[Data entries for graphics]
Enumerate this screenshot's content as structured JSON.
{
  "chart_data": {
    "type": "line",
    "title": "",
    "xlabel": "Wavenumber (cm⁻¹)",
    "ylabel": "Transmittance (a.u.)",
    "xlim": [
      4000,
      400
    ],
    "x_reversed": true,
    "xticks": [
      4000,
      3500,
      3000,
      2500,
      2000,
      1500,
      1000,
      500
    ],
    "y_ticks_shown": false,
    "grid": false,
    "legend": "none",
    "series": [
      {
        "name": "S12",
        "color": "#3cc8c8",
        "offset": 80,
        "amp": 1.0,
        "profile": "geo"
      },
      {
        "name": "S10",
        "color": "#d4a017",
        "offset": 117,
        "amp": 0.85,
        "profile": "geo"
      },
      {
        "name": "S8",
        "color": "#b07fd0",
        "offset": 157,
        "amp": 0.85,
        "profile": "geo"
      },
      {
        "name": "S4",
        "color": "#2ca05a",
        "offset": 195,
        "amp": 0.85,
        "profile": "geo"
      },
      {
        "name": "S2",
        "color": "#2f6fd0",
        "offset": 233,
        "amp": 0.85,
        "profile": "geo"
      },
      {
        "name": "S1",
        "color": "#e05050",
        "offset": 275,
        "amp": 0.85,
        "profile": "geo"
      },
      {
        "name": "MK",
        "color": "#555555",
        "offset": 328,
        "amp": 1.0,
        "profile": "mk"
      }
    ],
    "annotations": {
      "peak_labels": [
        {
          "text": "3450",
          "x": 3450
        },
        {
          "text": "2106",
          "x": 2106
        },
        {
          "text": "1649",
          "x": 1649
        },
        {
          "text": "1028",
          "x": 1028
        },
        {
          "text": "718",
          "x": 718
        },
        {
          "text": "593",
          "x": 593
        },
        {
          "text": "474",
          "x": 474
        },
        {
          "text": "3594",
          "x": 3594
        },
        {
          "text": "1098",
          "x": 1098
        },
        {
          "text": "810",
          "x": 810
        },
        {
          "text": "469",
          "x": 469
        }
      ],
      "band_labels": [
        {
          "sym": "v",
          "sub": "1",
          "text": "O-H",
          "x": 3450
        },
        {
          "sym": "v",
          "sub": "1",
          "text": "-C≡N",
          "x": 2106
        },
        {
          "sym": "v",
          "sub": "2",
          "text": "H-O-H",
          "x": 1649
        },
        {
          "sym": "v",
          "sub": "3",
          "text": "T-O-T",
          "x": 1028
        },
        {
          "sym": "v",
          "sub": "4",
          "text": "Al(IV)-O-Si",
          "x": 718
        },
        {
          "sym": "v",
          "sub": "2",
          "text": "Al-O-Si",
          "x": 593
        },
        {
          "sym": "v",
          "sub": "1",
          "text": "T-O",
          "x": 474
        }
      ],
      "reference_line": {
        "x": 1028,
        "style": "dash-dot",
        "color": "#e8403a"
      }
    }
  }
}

**Exercise task**
Nothing may be left out: return each entry exactly as it reads.

**Full output**
Enumerate this screenshot's content as structured JSON.
{
  "chart_data": {
    "type": "line",
    "title": "",
    "xlabel": "Wavenumber (cm⁻¹)",
    "ylabel": "Transmittance (a.u.)",
    "xlim": [
      4000,
      400
    ],
    "x_reversed": true,
    "xticks": [
      4000,
      3500,
      3000,
      2500,
      2000,
      1500,
      1000,
      500
    ],
    "y_ticks_shown": false,
    "grid": false,
    "legend": "none",
    "series": [
      {
        "name": "S12",
        "color": "#3cc8c8",
        "offset": 80,
        "amp": 1.0,
        "profile": "geo"
      },
      {
        "name": "S10",
        "color": "#d4a017",
        "offset": 117,
        "amp": 0.85,
        "profile": "geo"
      },
      {
        "name": "S8",
        "color": "#b07fd0",
        "offset": 157,
        "amp": 0.85,
        "profile": "geo"
      },
      {
        "name": "S4",
        "color": "#2ca05a",
        "offset": 195,
        "amp": 0.85,
        "profile": "geo"
      },
      {
        "name": "S2",
        "color": "#2f6fd0",
        "offset": 233,
        "amp": 0.85,
        "profile": "geo"
      },
      {
        "name": "S1",
        "color": "#e05050",
        "offset": 275,
        "amp": 0.85,
        "profile": "geo"
      },
      {
        "name": "MK",
        "color": "#555555",
        "offset": 328,
        "amp": 1.0,
        "profile": "mk"
      }
    ],
    "annotations": {
      "peak_labels": [
        {
          "text": "3450",
          "x": 3450
        },
        {
          "text": "2106",
          "x": 2106
        },
        {
          "text": "1649",
          "x": 1649
        },
        {
          "text": "1028",
          "x": 1028
        },
        {
          "text": "718",
          "x": 718
        },
        {
          "text": "593",
          "x": 593
        },
        {
          "text": "474",
          "x": 474
        },
        {
          "text": "3594",
          "x": 3594
        },
        {
          "text": "1098",
          "x": 1098
        },
        {
          "text": "810",
          "x": 810
        },
        {
          "text": "469",
          "x": 469
        }
      ],
      "band_labels": [
        {
          "sym": "v",
          "sub": "1",
          "text": "O-H",
          "x": 3450
        },
        {
          "sym": "v",
          "sub": "1",
          "text": "-C≡N",
          "x": 2106
        },
        {
          "sym": "v",
          "sub": "2",
          "text": "H-O-H",
          "x": 1649
        },
        {
          "sym": "v",
          "sub": "3",
          "text": "T-O-T",
          "x": 1028
        },
        {
          "sym": "v",
          "sub": "4",
          "text": "Al(IV)-O-Si",
          "x": 718
        },
        {
          "sym": "v",
          "sub": "2",
          "text": "Al-O-Si",
          "x": 593
        },
        {
          "sym": "v",
          "sub": "1",
          "text": "T-O",
          "x": 474
        }
      ],
      "reference_line": {
        "x": 1028,
        "style": "dash-dot",
        "color": "#e8403a"
      }
    }
  }
}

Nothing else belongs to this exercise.